** Begin DATA EXCERPTS **

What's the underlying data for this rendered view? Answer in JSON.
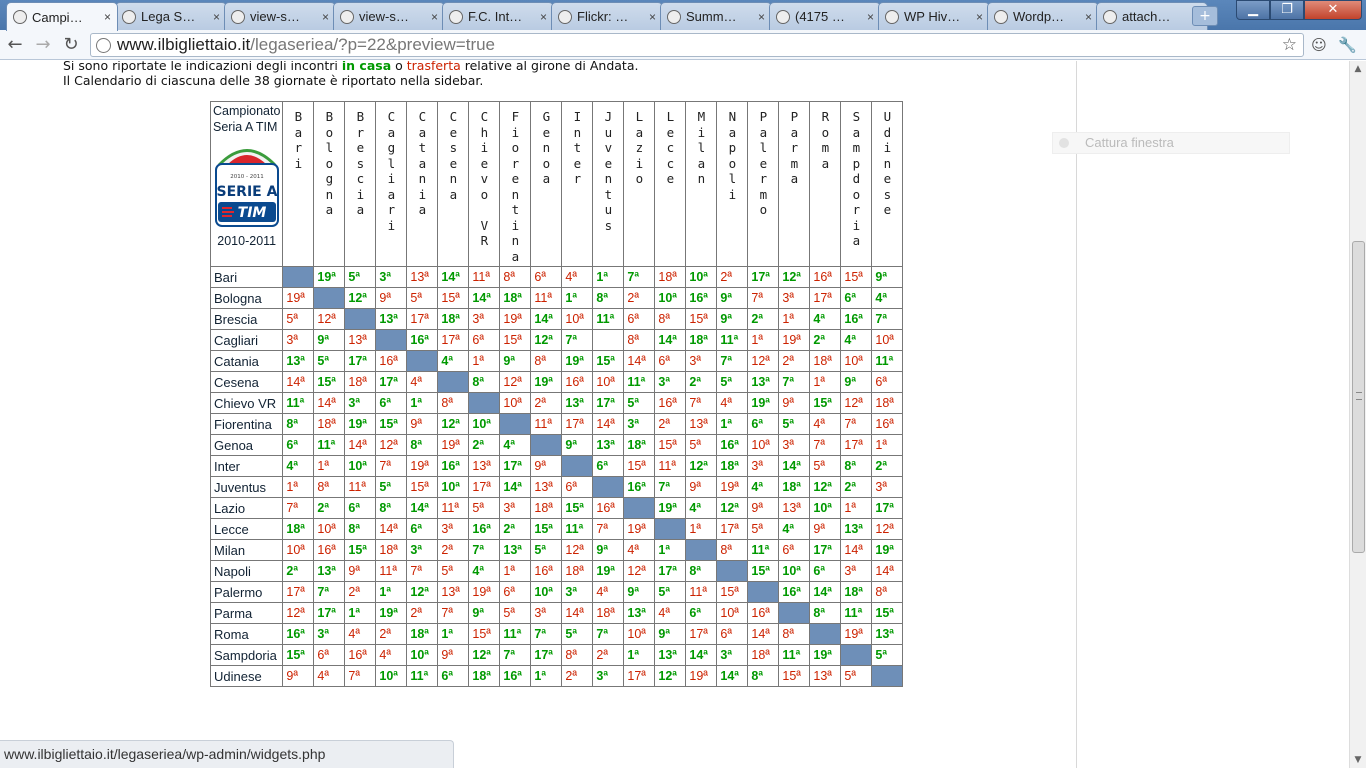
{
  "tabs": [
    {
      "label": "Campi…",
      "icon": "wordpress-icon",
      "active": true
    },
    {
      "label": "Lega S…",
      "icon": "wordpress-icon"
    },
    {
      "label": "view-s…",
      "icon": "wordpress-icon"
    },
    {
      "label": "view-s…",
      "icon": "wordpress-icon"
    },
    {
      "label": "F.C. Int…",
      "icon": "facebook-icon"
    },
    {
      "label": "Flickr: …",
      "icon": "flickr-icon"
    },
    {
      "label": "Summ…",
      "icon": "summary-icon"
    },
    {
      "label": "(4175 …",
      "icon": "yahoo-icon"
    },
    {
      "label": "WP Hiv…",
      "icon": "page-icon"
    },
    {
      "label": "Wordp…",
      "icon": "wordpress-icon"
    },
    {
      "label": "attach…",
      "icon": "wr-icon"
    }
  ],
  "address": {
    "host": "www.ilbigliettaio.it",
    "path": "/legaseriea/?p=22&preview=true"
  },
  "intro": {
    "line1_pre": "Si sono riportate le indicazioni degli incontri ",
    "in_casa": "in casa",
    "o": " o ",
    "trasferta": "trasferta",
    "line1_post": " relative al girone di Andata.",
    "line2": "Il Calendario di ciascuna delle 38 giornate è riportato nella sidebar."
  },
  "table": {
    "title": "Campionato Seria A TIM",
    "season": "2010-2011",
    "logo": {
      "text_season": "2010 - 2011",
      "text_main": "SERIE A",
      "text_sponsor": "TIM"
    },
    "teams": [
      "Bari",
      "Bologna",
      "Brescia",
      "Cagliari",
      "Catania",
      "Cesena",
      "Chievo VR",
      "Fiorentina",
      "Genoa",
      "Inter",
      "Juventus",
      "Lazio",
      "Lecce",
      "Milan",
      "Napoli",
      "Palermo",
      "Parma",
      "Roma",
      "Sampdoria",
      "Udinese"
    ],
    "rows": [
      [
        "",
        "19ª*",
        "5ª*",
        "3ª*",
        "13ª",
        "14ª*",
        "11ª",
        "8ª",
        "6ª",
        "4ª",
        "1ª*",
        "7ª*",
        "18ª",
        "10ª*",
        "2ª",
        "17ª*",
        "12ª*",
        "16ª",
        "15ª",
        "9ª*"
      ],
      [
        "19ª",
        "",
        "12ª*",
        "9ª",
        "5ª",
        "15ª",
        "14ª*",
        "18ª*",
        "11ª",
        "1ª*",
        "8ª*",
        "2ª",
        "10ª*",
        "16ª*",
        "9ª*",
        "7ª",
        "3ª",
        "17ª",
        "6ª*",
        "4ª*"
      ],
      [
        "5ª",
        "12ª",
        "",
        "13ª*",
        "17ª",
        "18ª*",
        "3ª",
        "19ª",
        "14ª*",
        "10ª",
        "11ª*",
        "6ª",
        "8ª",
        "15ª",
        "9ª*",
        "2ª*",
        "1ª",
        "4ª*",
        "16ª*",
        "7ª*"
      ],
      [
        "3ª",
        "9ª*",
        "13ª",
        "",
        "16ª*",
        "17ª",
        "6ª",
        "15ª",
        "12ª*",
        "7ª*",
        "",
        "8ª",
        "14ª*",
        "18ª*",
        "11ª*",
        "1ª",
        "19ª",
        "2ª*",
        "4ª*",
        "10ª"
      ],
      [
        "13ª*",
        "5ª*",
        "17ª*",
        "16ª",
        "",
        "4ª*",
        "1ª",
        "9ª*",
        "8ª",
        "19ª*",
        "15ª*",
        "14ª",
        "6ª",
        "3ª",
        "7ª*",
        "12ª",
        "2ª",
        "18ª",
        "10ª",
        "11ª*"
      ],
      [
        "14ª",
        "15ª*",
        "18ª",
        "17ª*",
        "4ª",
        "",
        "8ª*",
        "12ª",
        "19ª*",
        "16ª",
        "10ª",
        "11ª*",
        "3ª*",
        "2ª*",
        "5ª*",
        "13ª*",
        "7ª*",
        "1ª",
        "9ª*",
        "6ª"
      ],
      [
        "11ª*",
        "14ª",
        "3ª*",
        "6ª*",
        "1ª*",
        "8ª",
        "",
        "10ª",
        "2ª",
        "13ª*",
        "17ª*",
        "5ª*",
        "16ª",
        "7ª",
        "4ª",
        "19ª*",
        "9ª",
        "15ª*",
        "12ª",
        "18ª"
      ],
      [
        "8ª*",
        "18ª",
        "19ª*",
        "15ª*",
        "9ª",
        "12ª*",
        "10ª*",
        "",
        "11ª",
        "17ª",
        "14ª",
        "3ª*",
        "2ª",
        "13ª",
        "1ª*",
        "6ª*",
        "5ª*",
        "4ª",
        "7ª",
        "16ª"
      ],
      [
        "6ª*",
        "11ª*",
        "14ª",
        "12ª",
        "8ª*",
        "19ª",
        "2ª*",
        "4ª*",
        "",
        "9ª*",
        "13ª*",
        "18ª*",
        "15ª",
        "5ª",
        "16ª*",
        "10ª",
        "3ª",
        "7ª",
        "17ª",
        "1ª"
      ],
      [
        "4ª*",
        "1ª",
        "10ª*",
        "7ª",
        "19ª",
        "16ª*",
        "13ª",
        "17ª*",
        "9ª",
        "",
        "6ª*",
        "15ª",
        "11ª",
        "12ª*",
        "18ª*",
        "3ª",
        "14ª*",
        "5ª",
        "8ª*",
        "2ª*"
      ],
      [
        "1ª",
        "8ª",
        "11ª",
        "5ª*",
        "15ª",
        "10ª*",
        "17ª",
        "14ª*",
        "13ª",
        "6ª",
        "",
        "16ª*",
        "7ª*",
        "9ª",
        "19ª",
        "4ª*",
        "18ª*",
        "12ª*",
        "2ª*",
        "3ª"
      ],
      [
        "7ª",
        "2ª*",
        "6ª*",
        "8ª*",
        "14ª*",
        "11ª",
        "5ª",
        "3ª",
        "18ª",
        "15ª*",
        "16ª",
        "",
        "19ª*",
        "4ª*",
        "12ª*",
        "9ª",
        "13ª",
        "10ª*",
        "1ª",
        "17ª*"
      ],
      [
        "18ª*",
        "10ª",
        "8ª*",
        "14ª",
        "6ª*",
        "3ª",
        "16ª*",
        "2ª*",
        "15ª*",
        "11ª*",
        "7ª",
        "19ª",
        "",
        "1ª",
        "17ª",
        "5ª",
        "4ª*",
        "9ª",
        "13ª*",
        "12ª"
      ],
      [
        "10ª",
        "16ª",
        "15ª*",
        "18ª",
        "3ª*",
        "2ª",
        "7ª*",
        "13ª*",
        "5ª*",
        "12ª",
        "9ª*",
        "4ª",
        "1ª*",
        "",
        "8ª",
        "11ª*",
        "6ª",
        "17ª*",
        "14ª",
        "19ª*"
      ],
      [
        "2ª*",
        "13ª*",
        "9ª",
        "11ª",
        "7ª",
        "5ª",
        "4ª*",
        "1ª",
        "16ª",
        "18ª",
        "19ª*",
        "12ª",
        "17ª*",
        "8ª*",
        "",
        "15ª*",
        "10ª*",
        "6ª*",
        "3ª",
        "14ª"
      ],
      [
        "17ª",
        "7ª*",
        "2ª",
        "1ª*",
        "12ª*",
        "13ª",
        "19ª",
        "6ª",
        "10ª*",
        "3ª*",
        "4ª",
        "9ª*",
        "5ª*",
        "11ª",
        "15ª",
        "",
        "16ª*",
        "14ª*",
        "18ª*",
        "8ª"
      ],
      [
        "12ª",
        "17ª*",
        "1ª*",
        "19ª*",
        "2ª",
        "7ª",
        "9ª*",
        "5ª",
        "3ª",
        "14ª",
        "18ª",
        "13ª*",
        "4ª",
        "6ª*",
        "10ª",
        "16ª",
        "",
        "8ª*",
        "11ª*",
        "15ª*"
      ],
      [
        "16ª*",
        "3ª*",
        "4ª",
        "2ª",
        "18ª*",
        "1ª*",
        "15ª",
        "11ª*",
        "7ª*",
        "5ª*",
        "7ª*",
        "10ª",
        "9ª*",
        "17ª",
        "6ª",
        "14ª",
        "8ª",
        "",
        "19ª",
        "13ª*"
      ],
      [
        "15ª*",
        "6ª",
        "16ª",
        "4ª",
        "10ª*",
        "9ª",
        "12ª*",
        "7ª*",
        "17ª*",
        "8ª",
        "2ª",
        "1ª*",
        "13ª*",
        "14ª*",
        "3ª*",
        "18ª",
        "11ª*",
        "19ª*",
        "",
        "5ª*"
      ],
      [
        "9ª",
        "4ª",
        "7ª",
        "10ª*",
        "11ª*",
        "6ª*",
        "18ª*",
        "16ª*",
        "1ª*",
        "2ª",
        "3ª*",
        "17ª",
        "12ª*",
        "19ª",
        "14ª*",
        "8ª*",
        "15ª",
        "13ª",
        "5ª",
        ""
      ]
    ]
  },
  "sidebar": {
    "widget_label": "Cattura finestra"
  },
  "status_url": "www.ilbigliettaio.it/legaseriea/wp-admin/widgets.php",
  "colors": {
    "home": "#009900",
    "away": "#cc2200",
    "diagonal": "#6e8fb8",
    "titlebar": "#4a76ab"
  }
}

** End DATA EXCERPTS **

Write down every line of the data above that includes the string "true".

THE SOLUTION:
      "active": true
    "path": "/legaseriea/?p=22&preview=true"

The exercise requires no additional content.